#### PROBLEM TO SOLVE:
Your task is to print all of the data word for word.

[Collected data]
--- start ---

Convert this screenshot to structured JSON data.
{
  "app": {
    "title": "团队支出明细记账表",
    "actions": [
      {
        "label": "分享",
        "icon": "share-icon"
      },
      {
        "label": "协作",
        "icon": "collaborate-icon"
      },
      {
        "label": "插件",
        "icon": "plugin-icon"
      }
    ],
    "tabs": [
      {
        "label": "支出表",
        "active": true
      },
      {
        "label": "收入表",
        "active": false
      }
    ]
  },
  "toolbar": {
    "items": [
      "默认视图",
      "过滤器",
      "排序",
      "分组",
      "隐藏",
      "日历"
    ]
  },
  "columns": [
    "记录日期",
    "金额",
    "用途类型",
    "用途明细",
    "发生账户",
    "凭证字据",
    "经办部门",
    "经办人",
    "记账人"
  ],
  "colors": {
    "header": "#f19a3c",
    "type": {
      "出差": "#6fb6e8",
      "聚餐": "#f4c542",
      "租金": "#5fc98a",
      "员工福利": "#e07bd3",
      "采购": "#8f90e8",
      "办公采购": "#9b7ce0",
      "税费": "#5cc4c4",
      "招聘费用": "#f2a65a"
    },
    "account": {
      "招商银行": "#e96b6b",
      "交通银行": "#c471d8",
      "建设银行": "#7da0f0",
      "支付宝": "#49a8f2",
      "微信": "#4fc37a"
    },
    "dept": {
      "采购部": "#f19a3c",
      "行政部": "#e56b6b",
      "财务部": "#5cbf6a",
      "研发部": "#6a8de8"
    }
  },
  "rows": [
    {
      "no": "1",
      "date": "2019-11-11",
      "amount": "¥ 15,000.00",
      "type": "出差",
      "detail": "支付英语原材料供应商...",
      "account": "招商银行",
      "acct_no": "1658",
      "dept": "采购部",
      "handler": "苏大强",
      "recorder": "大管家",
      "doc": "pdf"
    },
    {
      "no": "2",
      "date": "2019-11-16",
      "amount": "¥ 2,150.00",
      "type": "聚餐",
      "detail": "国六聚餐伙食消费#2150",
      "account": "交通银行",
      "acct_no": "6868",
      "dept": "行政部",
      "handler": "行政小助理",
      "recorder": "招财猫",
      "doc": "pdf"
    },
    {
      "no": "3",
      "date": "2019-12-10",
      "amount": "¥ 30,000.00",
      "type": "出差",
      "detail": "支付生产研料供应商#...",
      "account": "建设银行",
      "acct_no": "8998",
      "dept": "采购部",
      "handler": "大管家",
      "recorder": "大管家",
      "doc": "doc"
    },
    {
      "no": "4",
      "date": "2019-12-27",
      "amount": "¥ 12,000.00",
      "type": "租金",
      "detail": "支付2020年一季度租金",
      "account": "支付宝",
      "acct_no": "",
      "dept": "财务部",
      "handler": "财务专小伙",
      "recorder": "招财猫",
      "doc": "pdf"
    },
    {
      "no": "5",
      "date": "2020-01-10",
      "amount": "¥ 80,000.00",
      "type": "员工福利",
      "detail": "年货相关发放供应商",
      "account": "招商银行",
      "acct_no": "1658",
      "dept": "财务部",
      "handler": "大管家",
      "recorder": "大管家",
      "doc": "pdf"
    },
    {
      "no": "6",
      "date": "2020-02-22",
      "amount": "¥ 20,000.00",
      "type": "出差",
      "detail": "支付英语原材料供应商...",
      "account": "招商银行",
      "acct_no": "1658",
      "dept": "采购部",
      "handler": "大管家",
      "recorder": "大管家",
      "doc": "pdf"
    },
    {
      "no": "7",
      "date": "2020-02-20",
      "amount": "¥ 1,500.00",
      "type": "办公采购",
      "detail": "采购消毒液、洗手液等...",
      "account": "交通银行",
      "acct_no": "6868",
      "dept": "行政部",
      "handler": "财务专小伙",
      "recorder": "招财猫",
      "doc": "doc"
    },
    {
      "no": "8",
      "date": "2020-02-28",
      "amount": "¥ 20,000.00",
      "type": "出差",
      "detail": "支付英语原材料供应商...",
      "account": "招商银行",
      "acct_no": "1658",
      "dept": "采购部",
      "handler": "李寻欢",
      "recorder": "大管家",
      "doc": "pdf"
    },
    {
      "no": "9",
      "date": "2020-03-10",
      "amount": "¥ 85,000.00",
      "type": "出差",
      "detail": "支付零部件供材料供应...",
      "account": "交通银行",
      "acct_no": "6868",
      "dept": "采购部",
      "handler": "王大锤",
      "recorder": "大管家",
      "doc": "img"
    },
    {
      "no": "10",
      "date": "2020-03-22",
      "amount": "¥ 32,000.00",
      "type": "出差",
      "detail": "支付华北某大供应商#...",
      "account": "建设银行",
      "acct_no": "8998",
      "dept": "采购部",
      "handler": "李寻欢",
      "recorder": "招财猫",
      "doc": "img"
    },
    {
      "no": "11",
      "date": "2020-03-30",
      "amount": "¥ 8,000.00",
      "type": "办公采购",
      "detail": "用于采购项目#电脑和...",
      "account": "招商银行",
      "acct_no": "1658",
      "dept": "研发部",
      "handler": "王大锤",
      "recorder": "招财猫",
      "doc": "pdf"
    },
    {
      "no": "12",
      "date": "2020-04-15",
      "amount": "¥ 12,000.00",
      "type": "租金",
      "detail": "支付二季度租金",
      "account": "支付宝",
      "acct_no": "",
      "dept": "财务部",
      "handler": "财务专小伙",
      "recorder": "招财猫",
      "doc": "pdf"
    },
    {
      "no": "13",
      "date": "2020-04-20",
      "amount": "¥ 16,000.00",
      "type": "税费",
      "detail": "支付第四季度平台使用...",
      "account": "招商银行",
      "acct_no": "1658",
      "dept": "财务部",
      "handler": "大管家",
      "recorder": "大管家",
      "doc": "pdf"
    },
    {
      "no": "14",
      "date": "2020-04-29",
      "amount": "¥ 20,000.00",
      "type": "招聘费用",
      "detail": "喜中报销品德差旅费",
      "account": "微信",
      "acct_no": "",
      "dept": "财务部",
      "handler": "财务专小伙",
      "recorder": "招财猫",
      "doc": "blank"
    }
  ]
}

--- end ---

#### SOLUTION FOR THIS TASK:
Convert this screenshot to structured JSON data.
{
  "app": {
    "title": "团队支出明细记账表",
    "actions": [
      {
        "label": "分享",
        "icon": "share-icon"
      },
      {
        "label": "协作",
        "icon": "collaborate-icon"
      },
      {
        "label": "插件",
        "icon": "plugin-icon"
      }
    ],
    "tabs": [
      {
        "label": "支出表",
        "active": true
      },
      {
        "label": "收入表",
        "active": false
      }
    ]
  },
  "toolbar": {
    "items": [
      "默认视图",
      "过滤器",
      "排序",
      "分组",
      "隐藏",
      "日历"
    ]
  },
  "columns": [
    "记录日期",
    "金额",
    "用途类型",
    "用途明细",
    "发生账户",
    "凭证字据",
    "经办部门",
    "经办人",
    "记账人"
  ],
  "colors": {
    "header": "#f19a3c",
    "type": {
      "出差": "#6fb6e8",
      "聚餐": "#f4c542",
      "租金": "#5fc98a",
      "员工福利": "#e07bd3",
      "采购": "#8f90e8",
      "办公采购": "#9b7ce0",
      "税费": "#5cc4c4",
      "招聘费用": "#f2a65a"
    },
    "account": {
      "招商银行": "#e96b6b",
      "交通银行": "#c471d8",
      "建设银行": "#7da0f0",
      "支付宝": "#49a8f2",
      "微信": "#4fc37a"
    },
    "dept": {
      "采购部": "#f19a3c",
      "行政部": "#e56b6b",
      "财务部": "#5cbf6a",
      "研发部": "#6a8de8"
    }
  },
  "rows": [
    {
      "no": "1",
      "date": "2019-11-11",
      "amount": "¥ 15,000.00",
      "type": "出差",
      "detail": "支付英语原材料供应商...",
      "account": "招商银行",
      "acct_no": "1658",
      "dept": "采购部",
      "handler": "苏大强",
      "recorder": "大管家",
      "doc": "pdf"
    },
    {
      "no": "2",
      "date": "2019-11-16",
      "amount": "¥ 2,150.00",
      "type": "聚餐",
      "detail": "国六聚餐伙食消费#2150",
      "account": "交通银行",
      "acct_no": "6868",
      "dept": "行政部",
      "handler": "行政小助理",
      "recorder": "招财猫",
      "doc": "pdf"
    },
    {
      "no": "3",
      "date": "2019-12-10",
      "amount": "¥ 30,000.00",
      "type": "出差",
      "detail": "支付生产研料供应商#...",
      "account": "建设银行",
      "acct_no": "8998",
      "dept": "采购部",
      "handler": "大管家",
      "recorder": "大管家",
      "doc": "doc"
    },
    {
      "no": "4",
      "date": "2019-12-27",
      "amount": "¥ 12,000.00",
      "type": "租金",
      "detail": "支付2020年一季度租金",
      "account": "支付宝",
      "acct_no": "",
      "dept": "财务部",
      "handler": "财务专小伙",
      "recorder": "招财猫",
      "doc": "pdf"
    },
    {
      "no": "5",
      "date": "2020-01-10",
      "amount": "¥ 80,000.00",
      "type": "员工福利",
      "detail": "年货相关发放供应商",
      "account": "招商银行",
      "acct_no": "1658",
      "dept": "财务部",
      "handler": "大管家",
      "recorder": "大管家",
      "doc": "pdf"
    },
    {
      "no": "6",
      "date": "2020-02-22",
      "amount": "¥ 20,000.00",
      "type": "出差",
      "detail": "支付英语原材料供应商...",
      "account": "招商银行",
      "acct_no": "1658",
      "dept": "采购部",
      "handler": "大管家",
      "recorder": "大管家",
      "doc": "pdf"
    },
    {
      "no": "7",
      "date": "2020-02-20",
      "amount": "¥ 1,500.00",
      "type": "办公采购",
      "detail": "采购消毒液、洗手液等...",
      "account": "交通银行",
      "acct_no": "6868",
      "dept": "行政部",
      "handler": "财务专小伙",
      "recorder": "招财猫",
      "doc": "doc"
    },
    {
      "no": "8",
      "date": "2020-02-28",
      "amount": "¥ 20,000.00",
      "type": "出差",
      "detail": "支付英语原材料供应商...",
      "account": "招商银行",
      "acct_no": "1658",
      "dept": "采购部",
      "handler": "李寻欢",
      "recorder": "大管家",
      "doc": "pdf"
    },
    {
      "no": "9",
      "date": "2020-03-10",
      "amount": "¥ 85,000.00",
      "type": "出差",
      "detail": "支付零部件供材料供应...",
      "account": "交通银行",
      "acct_no": "6868",
      "dept": "采购部",
      "handler": "王大锤",
      "recorder": "大管家",
      "doc": "img"
    },
    {
      "no": "10",
      "date": "2020-03-22",
      "amount": "¥ 32,000.00",
      "type": "出差",
      "detail": "支付华北某大供应商#...",
      "account": "建设银行",
      "acct_no": "8998",
      "dept": "采购部",
      "handler": "李寻欢",
      "recorder": "招财猫",
      "doc": "img"
    },
    {
      "no": "11",
      "date": "2020-03-30",
      "amount": "¥ 8,000.00",
      "type": "办公采购",
      "detail": "用于采购项目#电脑和...",
      "account": "招商银行",
      "acct_no": "1658",
      "dept": "研发部",
      "handler": "王大锤",
      "recorder": "招财猫",
      "doc": "pdf"
    },
    {
      "no": "12",
      "date": "2020-04-15",
      "amount": "¥ 12,000.00",
      "type": "租金",
      "detail": "支付二季度租金",
      "account": "支付宝",
      "acct_no": "",
      "dept": "财务部",
      "handler": "财务专小伙",
      "recorder": "招财猫",
      "doc": "pdf"
    },
    {
      "no": "13",
      "date": "2020-04-20",
      "amount": "¥ 16,000.00",
      "type": "税费",
      "detail": "支付第四季度平台使用...",
      "account": "招商银行",
      "acct_no": "1658",
      "dept": "财务部",
      "handler": "大管家",
      "recorder": "大管家",
      "doc": "pdf"
    },
    {
      "no": "14",
      "date": "2020-04-29",
      "amount": "¥ 20,000.00",
      "type": "招聘费用",
      "detail": "喜中报销品德差旅费",
      "account": "微信",
      "acct_no": "",
      "dept": "财务部",
      "handler": "财务专小伙",
      "recorder": "招财猫",
      "doc": "blank"
    }
  ]
}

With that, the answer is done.